→ STATED GOAL: Please copy these lines word for word, starting at the very first one and ending at the line that contains "youtube-icon xyxy=(1018,25,1037,39)", with both of those lines included.
<<<<
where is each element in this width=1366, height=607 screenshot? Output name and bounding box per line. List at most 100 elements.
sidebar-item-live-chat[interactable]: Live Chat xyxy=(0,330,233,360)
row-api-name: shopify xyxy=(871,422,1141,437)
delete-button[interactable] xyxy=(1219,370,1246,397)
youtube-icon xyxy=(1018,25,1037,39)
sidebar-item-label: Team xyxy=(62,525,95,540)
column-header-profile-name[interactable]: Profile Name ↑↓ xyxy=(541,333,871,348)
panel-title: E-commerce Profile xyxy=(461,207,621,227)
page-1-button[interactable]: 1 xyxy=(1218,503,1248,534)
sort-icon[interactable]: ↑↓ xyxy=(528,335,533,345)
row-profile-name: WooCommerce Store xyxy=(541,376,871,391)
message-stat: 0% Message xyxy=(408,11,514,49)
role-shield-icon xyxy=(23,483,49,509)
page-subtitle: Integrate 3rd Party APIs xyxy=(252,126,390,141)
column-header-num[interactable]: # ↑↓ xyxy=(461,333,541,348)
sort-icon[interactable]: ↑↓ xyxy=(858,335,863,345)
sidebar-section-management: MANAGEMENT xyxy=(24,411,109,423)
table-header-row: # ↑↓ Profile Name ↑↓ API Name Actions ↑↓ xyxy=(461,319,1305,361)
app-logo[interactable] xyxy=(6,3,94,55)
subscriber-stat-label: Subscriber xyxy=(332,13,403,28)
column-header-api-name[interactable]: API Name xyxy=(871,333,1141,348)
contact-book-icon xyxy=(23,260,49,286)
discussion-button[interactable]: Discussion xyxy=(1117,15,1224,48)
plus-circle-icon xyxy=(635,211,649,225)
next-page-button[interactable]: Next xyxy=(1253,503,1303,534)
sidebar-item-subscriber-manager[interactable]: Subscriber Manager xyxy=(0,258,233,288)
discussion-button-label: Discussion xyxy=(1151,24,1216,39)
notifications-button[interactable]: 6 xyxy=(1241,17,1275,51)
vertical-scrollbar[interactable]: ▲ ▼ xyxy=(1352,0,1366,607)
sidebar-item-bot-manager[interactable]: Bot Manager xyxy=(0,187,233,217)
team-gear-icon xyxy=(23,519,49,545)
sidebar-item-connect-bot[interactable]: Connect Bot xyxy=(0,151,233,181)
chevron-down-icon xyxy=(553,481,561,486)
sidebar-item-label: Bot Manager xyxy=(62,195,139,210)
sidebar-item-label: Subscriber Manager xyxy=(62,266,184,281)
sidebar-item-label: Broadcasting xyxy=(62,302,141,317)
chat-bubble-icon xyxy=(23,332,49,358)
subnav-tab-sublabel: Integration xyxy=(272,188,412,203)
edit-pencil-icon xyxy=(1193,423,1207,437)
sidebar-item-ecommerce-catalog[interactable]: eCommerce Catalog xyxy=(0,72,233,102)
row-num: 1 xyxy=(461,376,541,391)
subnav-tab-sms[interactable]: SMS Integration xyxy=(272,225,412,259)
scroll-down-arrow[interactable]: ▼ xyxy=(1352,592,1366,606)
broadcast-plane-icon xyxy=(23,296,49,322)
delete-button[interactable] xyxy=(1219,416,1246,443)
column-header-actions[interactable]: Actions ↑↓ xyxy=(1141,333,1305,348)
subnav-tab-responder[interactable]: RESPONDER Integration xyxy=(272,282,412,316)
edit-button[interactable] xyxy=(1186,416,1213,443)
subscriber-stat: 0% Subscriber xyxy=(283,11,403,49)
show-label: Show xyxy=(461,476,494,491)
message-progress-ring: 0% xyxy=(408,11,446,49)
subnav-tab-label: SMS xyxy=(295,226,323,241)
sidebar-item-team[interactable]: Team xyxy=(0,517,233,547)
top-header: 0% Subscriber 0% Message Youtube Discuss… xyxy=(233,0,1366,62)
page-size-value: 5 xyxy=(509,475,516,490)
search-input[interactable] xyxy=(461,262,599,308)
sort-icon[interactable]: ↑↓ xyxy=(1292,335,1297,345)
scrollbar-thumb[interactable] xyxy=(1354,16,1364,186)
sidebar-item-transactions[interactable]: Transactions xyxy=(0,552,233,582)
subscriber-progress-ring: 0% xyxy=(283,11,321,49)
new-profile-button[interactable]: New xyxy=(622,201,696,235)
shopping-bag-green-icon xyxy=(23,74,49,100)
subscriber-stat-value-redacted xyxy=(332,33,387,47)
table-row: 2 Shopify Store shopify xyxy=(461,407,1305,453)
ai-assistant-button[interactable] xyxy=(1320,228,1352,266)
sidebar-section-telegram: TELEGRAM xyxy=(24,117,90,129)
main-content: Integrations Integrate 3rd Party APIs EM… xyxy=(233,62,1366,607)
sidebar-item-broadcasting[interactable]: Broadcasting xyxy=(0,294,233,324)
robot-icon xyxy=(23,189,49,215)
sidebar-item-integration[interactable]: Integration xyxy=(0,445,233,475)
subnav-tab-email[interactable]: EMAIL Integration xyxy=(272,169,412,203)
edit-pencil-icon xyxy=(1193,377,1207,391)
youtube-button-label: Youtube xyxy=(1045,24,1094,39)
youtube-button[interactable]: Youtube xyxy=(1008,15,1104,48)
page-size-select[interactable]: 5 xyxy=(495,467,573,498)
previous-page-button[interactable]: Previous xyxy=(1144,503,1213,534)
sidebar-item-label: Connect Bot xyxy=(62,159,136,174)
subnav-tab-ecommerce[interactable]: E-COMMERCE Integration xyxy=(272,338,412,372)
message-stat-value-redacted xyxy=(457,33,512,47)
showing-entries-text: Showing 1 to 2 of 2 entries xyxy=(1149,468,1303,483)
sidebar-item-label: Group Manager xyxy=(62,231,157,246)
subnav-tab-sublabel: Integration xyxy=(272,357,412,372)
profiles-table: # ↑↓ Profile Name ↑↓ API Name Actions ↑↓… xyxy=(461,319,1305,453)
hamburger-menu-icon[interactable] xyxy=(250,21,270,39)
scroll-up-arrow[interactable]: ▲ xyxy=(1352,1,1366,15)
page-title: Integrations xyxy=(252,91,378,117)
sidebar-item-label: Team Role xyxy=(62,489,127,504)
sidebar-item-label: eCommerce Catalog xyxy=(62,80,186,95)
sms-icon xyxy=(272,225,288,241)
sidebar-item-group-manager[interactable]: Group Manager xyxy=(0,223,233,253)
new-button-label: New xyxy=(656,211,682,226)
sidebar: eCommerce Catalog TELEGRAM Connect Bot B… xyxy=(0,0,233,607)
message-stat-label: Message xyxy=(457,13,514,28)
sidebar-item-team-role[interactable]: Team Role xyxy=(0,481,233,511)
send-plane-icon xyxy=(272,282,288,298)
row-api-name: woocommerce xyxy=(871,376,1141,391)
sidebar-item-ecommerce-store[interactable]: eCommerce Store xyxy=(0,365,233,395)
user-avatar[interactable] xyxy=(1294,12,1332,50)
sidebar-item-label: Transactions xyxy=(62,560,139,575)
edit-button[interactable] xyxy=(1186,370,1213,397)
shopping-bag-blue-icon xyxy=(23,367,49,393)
>>>>
→ ANSWER BELOW:
where is each element in this width=1366, height=607 screenshot? Output name and bounding box per line. List at most 100 elements.
sidebar-item-live-chat[interactable]: Live Chat xyxy=(0,330,233,360)
row-api-name: shopify xyxy=(871,422,1141,437)
delete-button[interactable] xyxy=(1219,370,1246,397)
youtube-icon xyxy=(1018,25,1037,39)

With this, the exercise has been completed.